* Start MATERIAL SHOWN *

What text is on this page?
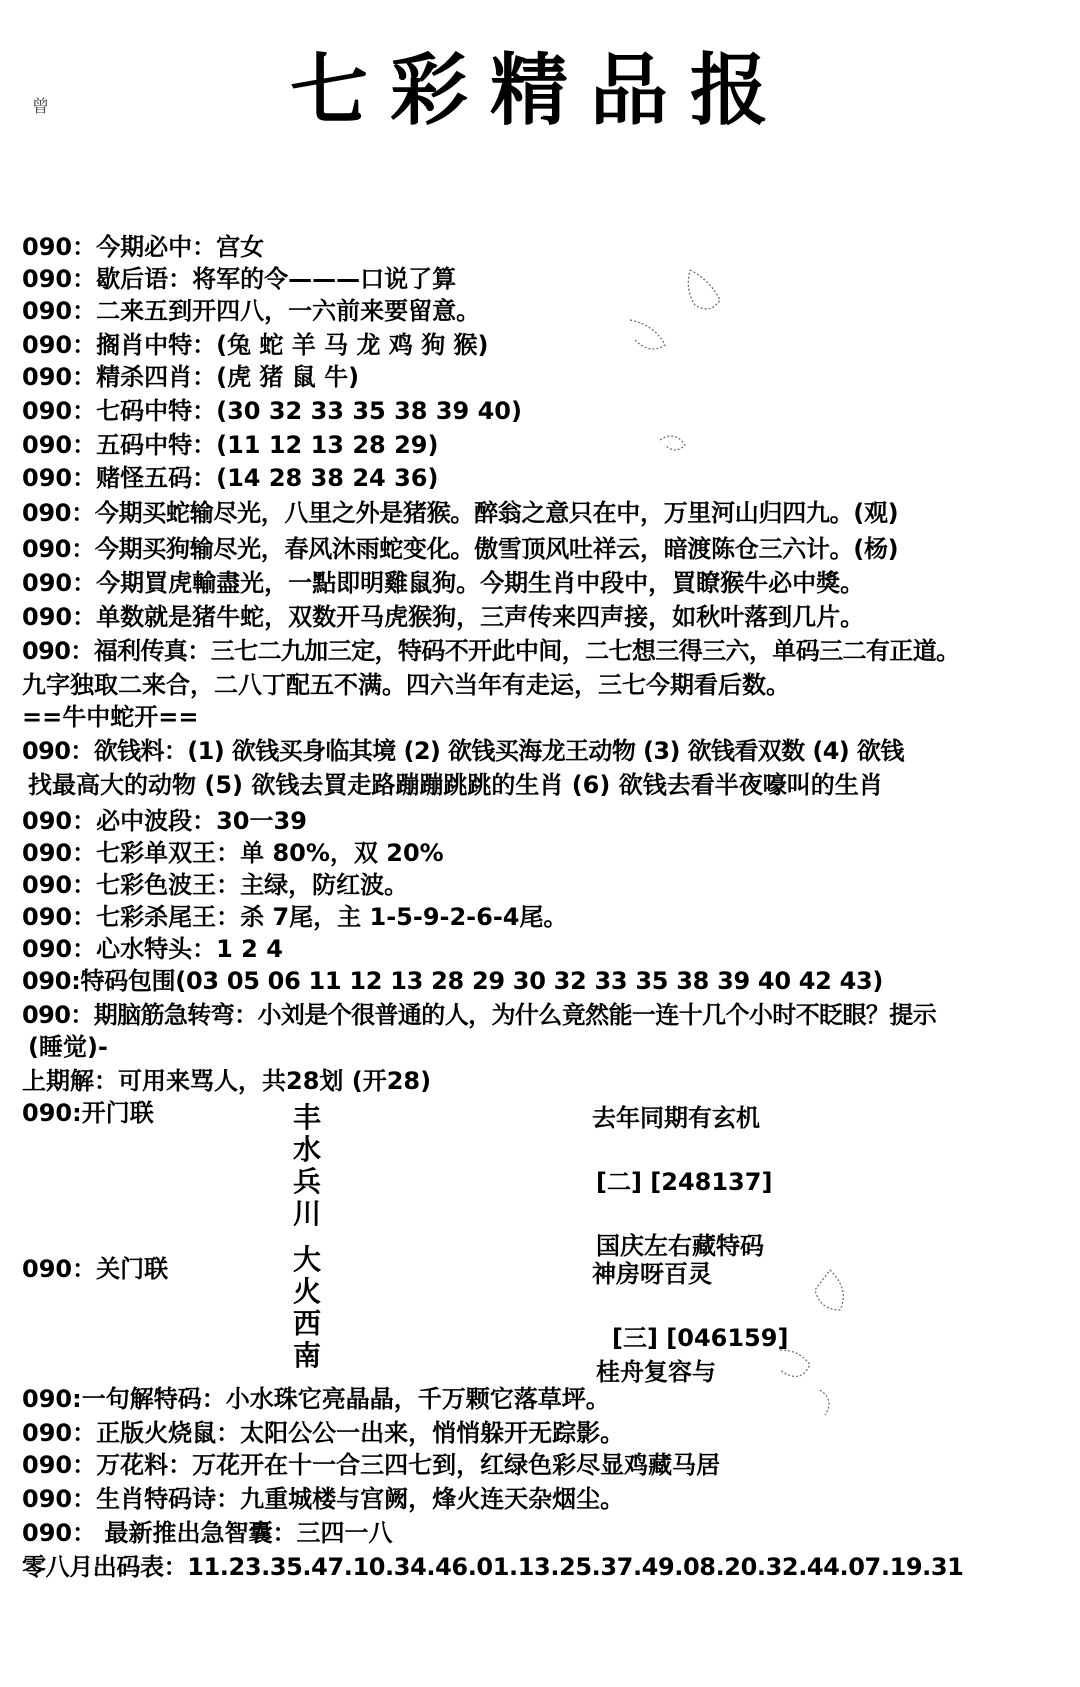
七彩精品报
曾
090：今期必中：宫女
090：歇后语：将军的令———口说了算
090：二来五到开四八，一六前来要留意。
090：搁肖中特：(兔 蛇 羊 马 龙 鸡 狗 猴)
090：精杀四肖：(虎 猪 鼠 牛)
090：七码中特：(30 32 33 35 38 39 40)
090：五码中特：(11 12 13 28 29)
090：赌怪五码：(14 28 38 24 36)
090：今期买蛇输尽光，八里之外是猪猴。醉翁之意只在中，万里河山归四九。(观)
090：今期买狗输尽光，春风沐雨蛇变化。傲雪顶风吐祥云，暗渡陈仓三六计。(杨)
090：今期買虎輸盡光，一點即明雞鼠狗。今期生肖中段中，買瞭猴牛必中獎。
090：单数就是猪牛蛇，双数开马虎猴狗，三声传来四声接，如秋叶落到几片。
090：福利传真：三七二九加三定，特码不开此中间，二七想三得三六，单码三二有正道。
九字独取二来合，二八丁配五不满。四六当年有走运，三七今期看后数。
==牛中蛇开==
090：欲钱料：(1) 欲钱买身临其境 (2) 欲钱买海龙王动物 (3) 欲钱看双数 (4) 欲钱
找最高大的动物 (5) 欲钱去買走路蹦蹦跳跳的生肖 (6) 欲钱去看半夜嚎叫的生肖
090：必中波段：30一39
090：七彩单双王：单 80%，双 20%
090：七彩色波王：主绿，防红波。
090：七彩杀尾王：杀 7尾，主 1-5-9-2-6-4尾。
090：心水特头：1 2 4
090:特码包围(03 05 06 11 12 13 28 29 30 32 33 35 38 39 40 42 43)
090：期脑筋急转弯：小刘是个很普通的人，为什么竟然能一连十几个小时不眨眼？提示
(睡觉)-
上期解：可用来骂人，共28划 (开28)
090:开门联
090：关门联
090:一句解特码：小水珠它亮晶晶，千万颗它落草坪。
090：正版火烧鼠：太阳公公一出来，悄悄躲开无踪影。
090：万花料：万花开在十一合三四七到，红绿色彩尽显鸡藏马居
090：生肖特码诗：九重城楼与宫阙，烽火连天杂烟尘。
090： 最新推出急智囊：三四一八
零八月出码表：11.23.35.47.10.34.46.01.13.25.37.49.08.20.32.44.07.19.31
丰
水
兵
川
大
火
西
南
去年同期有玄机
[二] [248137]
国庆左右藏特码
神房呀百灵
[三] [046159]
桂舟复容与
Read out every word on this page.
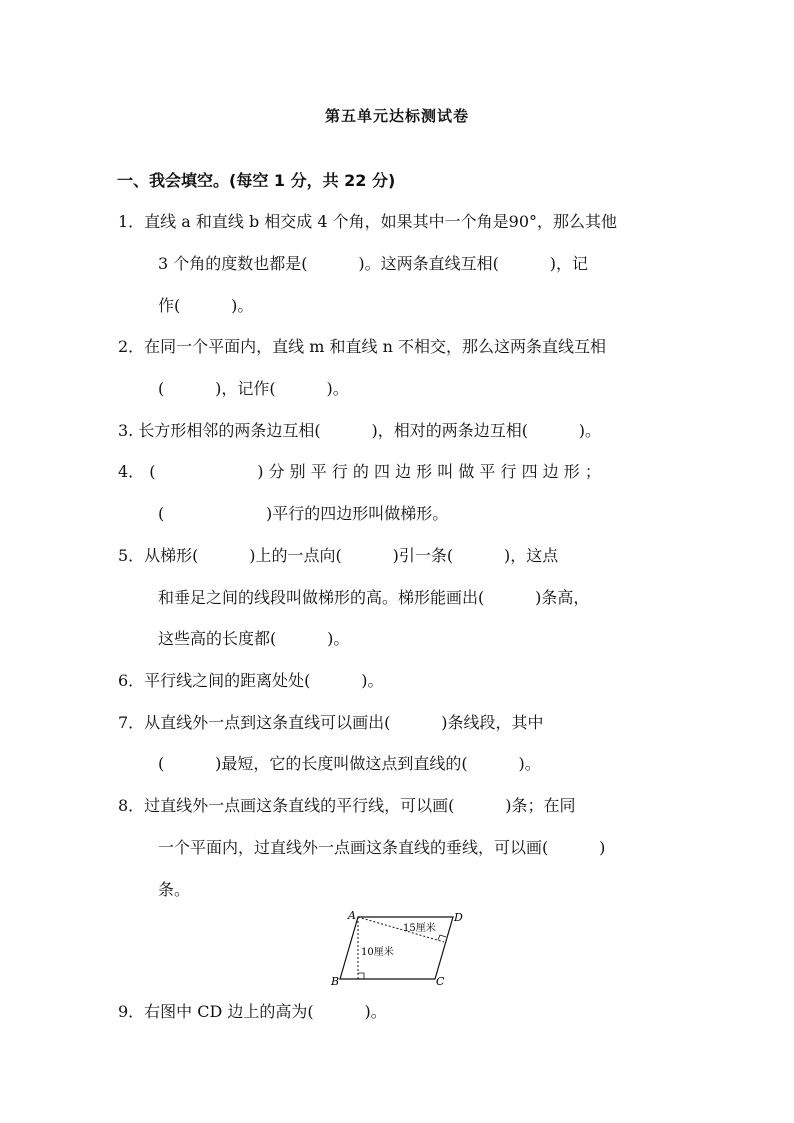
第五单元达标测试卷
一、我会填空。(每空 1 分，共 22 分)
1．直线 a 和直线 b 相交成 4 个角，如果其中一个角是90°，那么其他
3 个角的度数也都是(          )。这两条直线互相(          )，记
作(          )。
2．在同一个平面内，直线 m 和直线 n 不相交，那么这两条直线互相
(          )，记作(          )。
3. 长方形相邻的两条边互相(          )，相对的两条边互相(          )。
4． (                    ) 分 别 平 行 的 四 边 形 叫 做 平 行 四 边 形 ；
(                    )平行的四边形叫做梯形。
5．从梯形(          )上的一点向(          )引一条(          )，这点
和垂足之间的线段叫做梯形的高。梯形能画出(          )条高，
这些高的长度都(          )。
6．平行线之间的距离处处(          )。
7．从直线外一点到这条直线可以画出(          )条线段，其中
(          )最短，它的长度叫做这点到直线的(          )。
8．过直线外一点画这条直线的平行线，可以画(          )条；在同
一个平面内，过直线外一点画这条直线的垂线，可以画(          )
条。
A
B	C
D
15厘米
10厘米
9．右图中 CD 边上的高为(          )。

* End MATERIAL SHOWN *

● **WHAT IS ASKED**: List each line of the entries that holds the string "page".

● **SOLUTION TO THE PROBLEM**:
What text is on this page?
Read out every word on this page.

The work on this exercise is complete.